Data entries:
= = = = =
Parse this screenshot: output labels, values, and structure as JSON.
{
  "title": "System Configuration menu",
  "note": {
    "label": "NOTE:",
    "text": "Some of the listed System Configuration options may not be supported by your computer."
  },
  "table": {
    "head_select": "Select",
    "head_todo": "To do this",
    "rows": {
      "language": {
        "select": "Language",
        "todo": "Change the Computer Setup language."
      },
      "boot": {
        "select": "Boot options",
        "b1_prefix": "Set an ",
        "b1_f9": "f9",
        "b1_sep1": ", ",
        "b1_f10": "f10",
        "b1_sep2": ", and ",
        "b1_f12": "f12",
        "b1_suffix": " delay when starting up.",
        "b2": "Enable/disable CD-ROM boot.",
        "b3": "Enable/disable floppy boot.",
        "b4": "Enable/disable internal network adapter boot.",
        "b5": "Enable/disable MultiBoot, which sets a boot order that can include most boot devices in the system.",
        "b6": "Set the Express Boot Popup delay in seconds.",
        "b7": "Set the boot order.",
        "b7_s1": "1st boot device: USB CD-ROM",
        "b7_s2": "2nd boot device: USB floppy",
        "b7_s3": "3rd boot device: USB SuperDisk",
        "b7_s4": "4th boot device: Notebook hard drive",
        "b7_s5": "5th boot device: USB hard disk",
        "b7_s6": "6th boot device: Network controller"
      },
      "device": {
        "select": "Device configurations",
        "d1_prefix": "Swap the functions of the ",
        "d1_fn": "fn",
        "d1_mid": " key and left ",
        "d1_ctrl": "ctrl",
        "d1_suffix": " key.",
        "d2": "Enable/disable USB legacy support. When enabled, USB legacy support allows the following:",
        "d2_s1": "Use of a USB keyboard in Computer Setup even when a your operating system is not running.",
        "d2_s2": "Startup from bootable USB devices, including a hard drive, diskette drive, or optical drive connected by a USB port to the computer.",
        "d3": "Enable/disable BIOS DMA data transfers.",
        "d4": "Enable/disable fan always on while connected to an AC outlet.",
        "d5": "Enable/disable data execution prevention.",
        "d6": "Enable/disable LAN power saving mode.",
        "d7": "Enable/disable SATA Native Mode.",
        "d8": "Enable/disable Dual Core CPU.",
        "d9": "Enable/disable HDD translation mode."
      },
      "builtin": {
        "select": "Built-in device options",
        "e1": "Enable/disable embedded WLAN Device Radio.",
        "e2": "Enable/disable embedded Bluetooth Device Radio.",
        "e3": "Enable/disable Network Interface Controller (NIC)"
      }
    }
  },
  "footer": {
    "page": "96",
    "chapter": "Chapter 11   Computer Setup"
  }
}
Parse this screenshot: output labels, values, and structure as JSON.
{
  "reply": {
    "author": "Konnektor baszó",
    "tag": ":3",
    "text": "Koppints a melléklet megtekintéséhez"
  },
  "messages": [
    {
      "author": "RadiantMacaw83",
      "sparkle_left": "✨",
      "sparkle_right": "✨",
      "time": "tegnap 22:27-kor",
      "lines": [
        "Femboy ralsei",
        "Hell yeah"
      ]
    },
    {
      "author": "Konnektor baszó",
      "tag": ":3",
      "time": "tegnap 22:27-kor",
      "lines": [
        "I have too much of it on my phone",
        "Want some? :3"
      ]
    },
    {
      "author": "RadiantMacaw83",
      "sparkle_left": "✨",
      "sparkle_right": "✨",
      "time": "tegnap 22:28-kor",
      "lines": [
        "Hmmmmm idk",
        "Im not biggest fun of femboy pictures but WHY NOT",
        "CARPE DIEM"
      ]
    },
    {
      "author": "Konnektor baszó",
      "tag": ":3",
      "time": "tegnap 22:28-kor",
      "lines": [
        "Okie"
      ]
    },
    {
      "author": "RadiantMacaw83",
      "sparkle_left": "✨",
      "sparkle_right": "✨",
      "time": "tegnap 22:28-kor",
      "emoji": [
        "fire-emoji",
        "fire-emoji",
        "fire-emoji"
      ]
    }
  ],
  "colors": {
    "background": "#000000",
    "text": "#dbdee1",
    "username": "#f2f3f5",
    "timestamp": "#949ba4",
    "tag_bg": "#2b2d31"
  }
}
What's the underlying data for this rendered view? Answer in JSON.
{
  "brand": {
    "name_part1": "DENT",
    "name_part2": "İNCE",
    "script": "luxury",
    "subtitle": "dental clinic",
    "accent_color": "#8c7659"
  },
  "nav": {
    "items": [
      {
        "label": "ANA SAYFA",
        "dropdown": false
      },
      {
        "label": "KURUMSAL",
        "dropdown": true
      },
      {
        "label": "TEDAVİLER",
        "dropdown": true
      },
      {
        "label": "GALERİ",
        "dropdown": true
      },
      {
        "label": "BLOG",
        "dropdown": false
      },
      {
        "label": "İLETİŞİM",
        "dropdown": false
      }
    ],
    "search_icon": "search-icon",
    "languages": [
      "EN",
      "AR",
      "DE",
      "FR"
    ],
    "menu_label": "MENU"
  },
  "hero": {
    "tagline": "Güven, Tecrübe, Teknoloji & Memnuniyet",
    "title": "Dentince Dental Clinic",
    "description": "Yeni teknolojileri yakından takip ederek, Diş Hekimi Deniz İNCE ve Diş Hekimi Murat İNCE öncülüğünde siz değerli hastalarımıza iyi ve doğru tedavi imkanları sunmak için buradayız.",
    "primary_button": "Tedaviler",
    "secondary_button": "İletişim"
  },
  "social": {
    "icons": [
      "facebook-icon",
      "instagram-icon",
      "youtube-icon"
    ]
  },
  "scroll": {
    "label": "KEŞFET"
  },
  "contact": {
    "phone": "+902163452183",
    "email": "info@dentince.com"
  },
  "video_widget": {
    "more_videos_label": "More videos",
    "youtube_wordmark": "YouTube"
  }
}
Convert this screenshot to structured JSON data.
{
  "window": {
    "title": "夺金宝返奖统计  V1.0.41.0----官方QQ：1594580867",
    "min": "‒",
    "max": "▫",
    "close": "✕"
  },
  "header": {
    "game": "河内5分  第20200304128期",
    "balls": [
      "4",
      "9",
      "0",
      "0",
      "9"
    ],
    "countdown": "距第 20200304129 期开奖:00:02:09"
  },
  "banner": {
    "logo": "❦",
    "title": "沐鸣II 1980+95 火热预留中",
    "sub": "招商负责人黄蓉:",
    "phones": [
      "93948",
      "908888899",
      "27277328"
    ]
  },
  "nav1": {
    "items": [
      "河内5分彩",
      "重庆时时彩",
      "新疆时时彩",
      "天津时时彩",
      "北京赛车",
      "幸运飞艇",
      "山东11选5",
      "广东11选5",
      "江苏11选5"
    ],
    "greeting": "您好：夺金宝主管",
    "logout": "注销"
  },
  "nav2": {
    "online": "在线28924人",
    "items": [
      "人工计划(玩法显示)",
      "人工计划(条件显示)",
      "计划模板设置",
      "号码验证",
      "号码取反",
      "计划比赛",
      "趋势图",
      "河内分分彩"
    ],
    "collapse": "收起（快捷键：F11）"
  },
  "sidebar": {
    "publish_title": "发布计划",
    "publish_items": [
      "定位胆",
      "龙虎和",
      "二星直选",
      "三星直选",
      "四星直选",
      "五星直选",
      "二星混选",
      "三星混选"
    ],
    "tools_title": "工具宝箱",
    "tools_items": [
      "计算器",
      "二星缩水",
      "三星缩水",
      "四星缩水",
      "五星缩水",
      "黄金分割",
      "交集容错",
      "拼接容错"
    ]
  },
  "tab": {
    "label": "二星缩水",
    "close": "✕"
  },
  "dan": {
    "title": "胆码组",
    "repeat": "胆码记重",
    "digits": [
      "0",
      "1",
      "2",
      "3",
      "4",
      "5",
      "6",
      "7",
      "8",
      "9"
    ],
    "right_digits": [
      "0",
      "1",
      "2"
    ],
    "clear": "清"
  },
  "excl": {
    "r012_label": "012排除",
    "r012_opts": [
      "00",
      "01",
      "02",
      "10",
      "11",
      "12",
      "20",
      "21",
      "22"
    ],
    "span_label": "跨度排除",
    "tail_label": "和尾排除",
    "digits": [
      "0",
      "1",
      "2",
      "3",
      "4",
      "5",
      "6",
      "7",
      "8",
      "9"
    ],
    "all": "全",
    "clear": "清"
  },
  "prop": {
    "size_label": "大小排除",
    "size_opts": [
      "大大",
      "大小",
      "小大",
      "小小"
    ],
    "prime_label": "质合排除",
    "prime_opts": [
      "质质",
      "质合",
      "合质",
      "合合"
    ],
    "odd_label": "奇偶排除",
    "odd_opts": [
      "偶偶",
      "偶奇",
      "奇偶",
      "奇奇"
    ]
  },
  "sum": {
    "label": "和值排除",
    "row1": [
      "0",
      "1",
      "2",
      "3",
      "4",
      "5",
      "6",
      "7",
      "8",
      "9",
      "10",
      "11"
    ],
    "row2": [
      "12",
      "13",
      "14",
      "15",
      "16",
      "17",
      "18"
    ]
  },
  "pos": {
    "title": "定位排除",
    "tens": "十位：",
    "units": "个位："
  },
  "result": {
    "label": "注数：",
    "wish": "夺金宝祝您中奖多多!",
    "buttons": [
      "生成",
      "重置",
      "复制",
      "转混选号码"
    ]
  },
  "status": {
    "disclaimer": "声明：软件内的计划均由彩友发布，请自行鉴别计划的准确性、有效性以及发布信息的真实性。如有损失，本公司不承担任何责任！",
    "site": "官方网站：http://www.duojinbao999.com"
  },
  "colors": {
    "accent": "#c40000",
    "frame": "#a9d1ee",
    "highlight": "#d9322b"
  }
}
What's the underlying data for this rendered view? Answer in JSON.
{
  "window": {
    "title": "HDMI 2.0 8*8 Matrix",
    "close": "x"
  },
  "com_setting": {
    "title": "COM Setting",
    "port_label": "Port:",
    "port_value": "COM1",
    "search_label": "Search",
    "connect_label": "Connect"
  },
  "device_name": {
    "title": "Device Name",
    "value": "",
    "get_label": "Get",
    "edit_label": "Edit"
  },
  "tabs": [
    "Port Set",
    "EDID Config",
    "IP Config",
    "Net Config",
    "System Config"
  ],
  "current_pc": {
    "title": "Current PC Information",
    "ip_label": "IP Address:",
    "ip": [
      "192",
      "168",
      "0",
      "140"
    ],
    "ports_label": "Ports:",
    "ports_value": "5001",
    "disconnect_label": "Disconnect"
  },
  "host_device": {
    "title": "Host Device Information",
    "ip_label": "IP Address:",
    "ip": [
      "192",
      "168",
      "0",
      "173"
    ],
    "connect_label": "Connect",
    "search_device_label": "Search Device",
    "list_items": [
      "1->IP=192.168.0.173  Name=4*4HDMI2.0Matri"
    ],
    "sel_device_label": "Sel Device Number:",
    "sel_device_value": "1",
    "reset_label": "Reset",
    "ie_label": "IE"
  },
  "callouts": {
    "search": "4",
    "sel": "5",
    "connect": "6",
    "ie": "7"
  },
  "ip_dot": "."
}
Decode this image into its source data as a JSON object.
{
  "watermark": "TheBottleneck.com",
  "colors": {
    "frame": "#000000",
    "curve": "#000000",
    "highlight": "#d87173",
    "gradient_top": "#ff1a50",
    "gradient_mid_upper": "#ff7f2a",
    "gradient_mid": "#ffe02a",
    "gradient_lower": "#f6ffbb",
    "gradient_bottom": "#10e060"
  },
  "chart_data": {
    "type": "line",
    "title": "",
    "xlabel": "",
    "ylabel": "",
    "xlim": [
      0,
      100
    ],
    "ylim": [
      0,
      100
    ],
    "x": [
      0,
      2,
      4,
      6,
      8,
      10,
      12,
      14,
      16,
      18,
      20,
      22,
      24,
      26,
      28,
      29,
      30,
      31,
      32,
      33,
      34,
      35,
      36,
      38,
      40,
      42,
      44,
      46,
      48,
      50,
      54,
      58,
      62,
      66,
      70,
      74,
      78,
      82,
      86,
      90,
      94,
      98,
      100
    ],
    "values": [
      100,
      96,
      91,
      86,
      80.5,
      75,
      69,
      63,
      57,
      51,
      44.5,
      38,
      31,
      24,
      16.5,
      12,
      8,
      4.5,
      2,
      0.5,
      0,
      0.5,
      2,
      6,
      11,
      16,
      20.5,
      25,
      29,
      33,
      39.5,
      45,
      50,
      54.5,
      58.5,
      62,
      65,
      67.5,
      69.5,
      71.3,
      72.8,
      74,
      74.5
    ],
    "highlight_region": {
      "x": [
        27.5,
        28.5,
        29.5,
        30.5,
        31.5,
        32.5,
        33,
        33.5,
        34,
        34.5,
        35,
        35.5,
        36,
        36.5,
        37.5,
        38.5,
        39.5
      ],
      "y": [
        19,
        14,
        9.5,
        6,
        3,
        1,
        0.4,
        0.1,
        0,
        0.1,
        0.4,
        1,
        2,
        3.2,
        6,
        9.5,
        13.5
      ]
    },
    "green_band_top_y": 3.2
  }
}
= = = = =
• [Problem description]:
Copy all lines from the data that hold the word "devices".

• [Answer to the task]:
        "b5": "Enable/disable MultiBoot, which sets a boot order that can include most boot devices in the system.",
        "d2_s2": "Startup from bootable USB devices, including a hard drive, diskette drive, or optical drive connected by a USB port to the computer.",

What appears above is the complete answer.